_TO BE DONE_
Where a line holds the word "name", copy that line.

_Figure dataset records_
■ ■ ■
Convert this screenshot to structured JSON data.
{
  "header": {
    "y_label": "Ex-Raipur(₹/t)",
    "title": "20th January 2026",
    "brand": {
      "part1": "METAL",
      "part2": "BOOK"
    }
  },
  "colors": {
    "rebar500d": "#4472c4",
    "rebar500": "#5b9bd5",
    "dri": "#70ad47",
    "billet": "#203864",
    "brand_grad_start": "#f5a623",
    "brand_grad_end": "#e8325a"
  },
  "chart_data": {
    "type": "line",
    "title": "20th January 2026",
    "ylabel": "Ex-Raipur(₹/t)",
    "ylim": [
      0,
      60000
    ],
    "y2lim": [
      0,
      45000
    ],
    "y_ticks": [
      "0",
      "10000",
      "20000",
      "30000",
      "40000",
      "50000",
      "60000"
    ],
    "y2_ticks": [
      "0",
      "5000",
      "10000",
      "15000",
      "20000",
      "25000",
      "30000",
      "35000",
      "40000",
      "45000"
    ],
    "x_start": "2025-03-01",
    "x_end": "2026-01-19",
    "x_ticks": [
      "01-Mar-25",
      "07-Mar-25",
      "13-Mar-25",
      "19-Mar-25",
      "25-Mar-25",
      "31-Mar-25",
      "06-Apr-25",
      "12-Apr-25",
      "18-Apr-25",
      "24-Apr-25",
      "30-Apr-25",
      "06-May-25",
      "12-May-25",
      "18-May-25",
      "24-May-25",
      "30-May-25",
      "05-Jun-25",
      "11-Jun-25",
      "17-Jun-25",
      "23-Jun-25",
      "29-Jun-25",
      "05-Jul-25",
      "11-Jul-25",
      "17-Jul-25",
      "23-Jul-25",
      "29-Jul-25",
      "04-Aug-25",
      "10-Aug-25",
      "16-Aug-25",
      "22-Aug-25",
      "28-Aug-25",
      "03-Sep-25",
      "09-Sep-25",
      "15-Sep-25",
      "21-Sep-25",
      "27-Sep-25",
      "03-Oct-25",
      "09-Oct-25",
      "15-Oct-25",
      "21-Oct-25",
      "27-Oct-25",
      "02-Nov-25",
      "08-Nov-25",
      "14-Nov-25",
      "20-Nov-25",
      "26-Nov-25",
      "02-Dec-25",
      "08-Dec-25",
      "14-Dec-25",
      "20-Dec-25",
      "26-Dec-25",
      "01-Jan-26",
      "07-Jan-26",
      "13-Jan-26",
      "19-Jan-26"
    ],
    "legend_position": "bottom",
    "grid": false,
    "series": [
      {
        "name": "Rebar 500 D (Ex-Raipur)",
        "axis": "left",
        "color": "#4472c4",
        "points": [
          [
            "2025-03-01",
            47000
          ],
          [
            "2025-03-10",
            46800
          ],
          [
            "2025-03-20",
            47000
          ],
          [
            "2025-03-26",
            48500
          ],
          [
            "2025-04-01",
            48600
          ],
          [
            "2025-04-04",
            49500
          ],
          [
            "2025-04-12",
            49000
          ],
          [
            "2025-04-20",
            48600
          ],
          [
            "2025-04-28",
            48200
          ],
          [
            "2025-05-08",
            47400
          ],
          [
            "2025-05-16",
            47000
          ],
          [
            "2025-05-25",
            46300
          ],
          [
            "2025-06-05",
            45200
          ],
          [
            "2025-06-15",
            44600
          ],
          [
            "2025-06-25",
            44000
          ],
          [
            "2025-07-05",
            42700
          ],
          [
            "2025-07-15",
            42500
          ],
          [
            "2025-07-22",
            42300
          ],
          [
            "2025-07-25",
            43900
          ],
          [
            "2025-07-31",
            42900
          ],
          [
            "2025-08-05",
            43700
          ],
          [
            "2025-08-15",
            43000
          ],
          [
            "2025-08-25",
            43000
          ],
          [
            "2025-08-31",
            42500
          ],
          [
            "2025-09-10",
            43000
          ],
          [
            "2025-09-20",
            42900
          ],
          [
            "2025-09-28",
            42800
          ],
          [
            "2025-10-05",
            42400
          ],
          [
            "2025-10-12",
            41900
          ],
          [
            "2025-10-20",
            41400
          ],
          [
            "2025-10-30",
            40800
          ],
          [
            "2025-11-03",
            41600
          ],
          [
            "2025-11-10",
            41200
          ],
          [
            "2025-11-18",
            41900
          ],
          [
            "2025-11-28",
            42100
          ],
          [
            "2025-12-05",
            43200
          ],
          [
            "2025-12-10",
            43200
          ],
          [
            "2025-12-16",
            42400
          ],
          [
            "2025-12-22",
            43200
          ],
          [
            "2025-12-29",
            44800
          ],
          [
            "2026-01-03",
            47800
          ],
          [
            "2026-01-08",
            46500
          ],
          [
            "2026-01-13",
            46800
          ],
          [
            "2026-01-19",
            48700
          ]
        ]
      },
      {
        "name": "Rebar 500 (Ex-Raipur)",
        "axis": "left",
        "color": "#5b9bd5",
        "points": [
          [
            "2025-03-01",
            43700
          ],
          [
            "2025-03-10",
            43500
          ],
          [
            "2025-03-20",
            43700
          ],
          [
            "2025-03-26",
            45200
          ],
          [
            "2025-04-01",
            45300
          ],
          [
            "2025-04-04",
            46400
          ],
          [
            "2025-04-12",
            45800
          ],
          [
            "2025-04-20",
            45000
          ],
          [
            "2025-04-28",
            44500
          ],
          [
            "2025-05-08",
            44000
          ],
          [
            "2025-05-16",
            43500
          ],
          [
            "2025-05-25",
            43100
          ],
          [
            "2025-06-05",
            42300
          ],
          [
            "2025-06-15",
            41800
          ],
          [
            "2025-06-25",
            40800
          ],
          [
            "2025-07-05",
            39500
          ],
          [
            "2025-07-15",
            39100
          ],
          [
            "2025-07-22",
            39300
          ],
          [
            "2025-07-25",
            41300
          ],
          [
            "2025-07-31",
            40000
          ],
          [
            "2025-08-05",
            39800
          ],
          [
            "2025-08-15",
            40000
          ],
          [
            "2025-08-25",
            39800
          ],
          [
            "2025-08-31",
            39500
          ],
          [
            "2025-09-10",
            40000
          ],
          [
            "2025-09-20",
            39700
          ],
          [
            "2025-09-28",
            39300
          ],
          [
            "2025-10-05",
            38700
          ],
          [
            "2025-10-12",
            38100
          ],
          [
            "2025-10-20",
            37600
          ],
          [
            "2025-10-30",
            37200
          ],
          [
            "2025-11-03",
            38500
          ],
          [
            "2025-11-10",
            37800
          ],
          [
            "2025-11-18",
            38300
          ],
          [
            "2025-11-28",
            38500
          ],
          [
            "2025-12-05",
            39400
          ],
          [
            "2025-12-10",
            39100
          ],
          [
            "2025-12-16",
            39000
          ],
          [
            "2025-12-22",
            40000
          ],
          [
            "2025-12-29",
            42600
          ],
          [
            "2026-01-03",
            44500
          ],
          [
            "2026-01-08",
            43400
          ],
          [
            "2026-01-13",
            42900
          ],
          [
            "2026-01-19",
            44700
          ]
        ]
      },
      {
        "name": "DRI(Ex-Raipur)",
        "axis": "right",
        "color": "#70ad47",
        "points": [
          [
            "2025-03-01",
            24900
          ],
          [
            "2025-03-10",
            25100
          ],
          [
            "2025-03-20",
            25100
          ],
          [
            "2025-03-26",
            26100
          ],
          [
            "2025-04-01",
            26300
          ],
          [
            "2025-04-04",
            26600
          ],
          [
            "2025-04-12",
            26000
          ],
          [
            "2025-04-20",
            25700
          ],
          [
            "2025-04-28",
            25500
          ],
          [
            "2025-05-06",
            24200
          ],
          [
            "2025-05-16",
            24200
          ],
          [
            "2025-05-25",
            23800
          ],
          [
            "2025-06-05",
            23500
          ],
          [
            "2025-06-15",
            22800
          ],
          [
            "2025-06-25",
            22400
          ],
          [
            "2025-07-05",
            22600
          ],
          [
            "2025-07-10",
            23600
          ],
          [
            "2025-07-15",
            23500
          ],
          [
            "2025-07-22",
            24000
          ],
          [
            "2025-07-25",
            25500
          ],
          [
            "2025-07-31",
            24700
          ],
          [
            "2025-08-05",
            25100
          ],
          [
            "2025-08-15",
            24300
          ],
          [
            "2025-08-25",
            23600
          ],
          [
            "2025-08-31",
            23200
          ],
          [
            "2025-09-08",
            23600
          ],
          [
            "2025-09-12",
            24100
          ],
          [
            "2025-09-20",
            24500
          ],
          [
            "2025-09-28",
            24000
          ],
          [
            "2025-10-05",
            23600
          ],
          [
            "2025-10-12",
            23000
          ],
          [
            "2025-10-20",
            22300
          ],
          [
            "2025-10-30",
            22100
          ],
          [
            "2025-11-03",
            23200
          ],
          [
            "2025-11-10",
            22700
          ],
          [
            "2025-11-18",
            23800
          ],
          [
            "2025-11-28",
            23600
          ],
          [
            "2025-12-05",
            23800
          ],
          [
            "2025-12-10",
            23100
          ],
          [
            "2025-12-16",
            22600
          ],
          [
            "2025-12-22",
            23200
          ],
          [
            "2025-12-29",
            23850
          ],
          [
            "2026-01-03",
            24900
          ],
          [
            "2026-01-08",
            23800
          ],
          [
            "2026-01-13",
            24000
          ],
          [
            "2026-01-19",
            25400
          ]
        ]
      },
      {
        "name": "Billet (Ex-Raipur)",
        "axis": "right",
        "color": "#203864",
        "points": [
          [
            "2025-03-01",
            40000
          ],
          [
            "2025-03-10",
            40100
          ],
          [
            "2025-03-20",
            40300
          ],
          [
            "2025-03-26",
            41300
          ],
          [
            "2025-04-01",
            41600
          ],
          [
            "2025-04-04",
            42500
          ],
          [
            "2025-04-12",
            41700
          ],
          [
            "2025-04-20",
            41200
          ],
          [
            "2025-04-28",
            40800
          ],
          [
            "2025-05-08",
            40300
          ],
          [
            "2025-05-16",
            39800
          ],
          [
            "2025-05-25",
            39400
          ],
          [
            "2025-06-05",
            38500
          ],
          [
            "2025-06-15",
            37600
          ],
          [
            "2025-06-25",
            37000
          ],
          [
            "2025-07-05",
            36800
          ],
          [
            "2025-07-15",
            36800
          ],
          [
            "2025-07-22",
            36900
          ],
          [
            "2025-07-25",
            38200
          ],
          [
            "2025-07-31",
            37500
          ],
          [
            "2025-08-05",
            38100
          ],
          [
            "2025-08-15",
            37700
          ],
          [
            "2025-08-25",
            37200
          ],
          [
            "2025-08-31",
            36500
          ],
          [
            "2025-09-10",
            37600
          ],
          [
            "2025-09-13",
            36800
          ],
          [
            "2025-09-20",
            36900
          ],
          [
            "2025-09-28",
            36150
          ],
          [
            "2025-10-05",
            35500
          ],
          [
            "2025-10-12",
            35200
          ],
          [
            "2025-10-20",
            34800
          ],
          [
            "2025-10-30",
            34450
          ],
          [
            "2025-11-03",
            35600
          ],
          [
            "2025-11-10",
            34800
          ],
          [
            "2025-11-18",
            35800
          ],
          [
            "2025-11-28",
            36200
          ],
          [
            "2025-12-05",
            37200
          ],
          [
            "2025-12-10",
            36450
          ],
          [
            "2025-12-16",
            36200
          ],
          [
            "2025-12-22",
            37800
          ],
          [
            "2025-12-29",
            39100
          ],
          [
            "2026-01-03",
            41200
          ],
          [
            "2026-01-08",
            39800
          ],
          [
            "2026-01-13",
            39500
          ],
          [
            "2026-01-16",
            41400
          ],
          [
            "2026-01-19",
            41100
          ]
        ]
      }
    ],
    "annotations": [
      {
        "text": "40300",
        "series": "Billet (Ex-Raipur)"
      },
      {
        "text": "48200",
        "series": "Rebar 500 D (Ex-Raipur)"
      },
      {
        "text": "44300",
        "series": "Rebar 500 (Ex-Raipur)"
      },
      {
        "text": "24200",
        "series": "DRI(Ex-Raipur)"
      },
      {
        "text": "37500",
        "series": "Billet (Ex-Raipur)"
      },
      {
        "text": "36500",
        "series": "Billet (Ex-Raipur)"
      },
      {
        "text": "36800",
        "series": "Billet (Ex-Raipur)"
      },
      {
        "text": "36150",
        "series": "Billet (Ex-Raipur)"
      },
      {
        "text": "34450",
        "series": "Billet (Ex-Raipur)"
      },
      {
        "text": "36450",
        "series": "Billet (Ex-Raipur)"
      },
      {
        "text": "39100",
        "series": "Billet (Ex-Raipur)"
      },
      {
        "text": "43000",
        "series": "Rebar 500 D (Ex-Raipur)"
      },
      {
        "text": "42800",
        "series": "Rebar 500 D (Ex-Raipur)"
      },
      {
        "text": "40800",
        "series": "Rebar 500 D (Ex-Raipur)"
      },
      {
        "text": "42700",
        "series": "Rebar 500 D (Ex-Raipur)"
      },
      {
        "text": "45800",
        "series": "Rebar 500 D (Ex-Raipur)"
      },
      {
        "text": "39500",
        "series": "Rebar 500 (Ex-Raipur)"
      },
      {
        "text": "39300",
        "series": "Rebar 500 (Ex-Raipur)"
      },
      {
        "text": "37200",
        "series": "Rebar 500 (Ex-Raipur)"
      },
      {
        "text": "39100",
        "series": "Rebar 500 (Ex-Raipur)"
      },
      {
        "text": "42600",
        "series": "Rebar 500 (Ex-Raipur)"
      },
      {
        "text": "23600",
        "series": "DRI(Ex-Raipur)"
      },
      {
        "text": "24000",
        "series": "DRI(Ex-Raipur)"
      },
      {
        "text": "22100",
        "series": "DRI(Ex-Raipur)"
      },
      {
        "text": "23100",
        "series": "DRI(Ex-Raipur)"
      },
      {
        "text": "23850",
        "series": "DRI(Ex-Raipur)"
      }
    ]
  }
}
■ ■ ■
_FINAL RESULT_
        "name": "Rebar 500 D (Ex-Raipur)",
        "name": "Rebar 500 (Ex-Raipur)",
        "name": "DRI(Ex-Raipur)",
        "name": "Billet (Ex-Raipur)",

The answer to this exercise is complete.